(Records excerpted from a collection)
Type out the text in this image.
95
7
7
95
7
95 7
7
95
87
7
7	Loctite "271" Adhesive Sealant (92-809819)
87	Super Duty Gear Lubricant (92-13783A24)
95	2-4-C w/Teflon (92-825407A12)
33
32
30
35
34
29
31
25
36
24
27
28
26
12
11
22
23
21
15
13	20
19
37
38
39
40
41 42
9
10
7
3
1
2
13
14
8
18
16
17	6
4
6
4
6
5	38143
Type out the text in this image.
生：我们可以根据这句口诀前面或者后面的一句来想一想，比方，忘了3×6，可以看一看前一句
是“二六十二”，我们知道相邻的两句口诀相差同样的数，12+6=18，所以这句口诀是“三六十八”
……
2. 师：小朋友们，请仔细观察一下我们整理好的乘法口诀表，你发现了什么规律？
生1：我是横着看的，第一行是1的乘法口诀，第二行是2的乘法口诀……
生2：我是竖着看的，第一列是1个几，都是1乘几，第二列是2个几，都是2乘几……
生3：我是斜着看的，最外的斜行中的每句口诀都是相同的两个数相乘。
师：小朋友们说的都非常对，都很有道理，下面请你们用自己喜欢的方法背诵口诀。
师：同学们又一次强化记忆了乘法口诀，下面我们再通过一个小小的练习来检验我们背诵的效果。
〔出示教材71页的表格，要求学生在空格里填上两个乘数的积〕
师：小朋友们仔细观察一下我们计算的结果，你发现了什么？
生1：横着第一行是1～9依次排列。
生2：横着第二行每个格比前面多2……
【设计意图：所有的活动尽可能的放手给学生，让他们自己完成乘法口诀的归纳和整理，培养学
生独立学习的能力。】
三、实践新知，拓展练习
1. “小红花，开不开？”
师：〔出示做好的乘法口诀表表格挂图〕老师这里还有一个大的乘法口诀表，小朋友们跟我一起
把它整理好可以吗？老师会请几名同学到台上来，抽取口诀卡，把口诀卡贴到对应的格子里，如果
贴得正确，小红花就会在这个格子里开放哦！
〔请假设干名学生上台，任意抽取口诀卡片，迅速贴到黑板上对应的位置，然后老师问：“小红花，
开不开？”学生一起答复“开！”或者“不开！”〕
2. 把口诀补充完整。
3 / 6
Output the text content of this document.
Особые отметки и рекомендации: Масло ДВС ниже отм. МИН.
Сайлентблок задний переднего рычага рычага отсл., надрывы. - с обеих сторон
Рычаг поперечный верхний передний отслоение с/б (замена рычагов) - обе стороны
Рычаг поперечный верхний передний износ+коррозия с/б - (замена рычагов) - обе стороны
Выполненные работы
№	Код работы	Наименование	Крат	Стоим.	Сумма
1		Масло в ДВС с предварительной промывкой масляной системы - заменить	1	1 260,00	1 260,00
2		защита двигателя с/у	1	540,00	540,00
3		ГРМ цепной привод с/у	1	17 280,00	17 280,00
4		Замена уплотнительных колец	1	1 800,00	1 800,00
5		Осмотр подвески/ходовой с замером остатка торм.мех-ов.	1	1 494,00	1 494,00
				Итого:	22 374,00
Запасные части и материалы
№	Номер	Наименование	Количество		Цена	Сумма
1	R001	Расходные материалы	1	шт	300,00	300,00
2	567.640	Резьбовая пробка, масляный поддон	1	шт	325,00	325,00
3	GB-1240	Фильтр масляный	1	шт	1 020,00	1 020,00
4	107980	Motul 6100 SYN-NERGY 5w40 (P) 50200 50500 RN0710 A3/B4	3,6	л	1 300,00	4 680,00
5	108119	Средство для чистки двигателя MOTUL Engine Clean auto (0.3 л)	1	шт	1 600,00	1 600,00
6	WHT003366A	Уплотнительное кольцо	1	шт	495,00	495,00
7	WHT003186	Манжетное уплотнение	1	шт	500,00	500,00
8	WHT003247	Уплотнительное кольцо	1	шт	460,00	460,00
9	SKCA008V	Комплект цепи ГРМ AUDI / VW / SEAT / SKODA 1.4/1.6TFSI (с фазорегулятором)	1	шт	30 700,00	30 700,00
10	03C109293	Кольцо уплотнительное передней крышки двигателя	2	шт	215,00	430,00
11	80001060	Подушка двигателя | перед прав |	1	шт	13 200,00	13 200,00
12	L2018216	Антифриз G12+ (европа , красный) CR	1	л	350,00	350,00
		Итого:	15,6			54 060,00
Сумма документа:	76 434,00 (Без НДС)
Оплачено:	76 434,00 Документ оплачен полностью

▸ OBJECTIVE
Copy each line of the data above without altering a single character.

▸ TASK SOLUTION
Type out the text in this image.
95
7
7
95
7
95 7
7
95
87
7
7	Loctite "271" Adhesive Sealant (92-809819)
87	Super Duty Gear Lubricant (92-13783A24)
95	2-4-C w/Teflon (92-825407A12)
33
32
30
35
34
29
31
25
36
24
27
28
26
12
11
22
23
21
15
13	20
19
37
38
39
40
41 42
9
10
7
3
1
2
13
14
8
18
16
17	6
4
6
4
6
5	38143
Type out the text in this image.
生：我们可以根据这句口诀前面或者后面的一句来想一想，比方，忘了3×6，可以看一看前一句
是“二六十二”，我们知道相邻的两句口诀相差同样的数，12+6=18，所以这句口诀是“三六十八”
……
2. 师：小朋友们，请仔细观察一下我们整理好的乘法口诀表，你发现了什么规律？
生1：我是横着看的，第一行是1的乘法口诀，第二行是2的乘法口诀……
生2：我是竖着看的，第一列是1个几，都是1乘几，第二列是2个几，都是2乘几……
生3：我是斜着看的，最外的斜行中的每句口诀都是相同的两个数相乘。
师：小朋友们说的都非常对，都很有道理，下面请你们用自己喜欢的方法背诵口诀。
师：同学们又一次强化记忆了乘法口诀，下面我们再通过一个小小的练习来检验我们背诵的效果。
〔出示教材71页的表格，要求学生在空格里填上两个乘数的积〕
师：小朋友们仔细观察一下我们计算的结果，你发现了什么？
生1：横着第一行是1～9依次排列。
生2：横着第二行每个格比前面多2……
【设计意图：所有的活动尽可能的放手给学生，让他们自己完成乘法口诀的归纳和整理，培养学
生独立学习的能力。】
三、实践新知，拓展练习
1. “小红花，开不开？”
师：〔出示做好的乘法口诀表表格挂图〕老师这里还有一个大的乘法口诀表，小朋友们跟我一起
把它整理好可以吗？老师会请几名同学到台上来，抽取口诀卡，把口诀卡贴到对应的格子里，如果
贴得正确，小红花就会在这个格子里开放哦！
〔请假设干名学生上台，任意抽取口诀卡片，迅速贴到黑板上对应的位置，然后老师问：“小红花，
开不开？”学生一起答复“开！”或者“不开！”〕
2. 把口诀补充完整。
3 / 6
Output the text content of this document.
Особые отметки и рекомендации: Масло ДВС ниже отм. МИН.
Сайлентблок задний переднего рычага рычага отсл., надрывы. - с обеих сторон
Рычаг поперечный верхний передний отслоение с/б (замена рычагов) - обе стороны
Рычаг поперечный верхний передний износ+коррозия с/б - (замена рычагов) - обе стороны
Выполненные работы
№	Код работы	Наименование	Крат	Стоим.	Сумма
1		Масло в ДВС с предварительной промывкой масляной системы - заменить	1	1 260,00	1 260,00
2		защита двигателя с/у	1	540,00	540,00
3		ГРМ цепной привод с/у	1	17 280,00	17 280,00
4		Замена уплотнительных колец	1	1 800,00	1 800,00
5		Осмотр подвески/ходовой с замером остатка торм.мех-ов.	1	1 494,00	1 494,00
				Итого:	22 374,00
Запасные части и материалы
№	Номер	Наименование	Количество		Цена	Сумма
1	R001	Расходные материалы	1	шт	300,00	300,00
2	567.640	Резьбовая пробка, масляный поддон	1	шт	325,00	325,00
3	GB-1240	Фильтр масляный	1	шт	1 020,00	1 020,00
4	107980	Motul 6100 SYN-NERGY 5w40 (P) 50200 50500 RN0710 A3/B4	3,6	л	1 300,00	4 680,00
5	108119	Средство для чистки двигателя MOTUL Engine Clean auto (0.3 л)	1	шт	1 600,00	1 600,00
6	WHT003366A	Уплотнительное кольцо	1	шт	495,00	495,00
7	WHT003186	Манжетное уплотнение	1	шт	500,00	500,00
8	WHT003247	Уплотнительное кольцо	1	шт	460,00	460,00
9	SKCA008V	Комплект цепи ГРМ AUDI / VW / SEAT / SKODA 1.4/1.6TFSI (с фазорегулятором)	1	шт	30 700,00	30 700,00
10	03C109293	Кольцо уплотнительное передней крышки двигателя	2	шт	215,00	430,00
11	80001060	Подушка двигателя | перед прав |	1	шт	13 200,00	13 200,00
12	L2018216	Антифриз G12+ (европа , красный) CR	1	л	350,00	350,00
		Итого:	15,6			54 060,00
Сумма документа:	76 434,00 (Без НДС)
Оплачено:	76 434,00 Документ оплачен полностью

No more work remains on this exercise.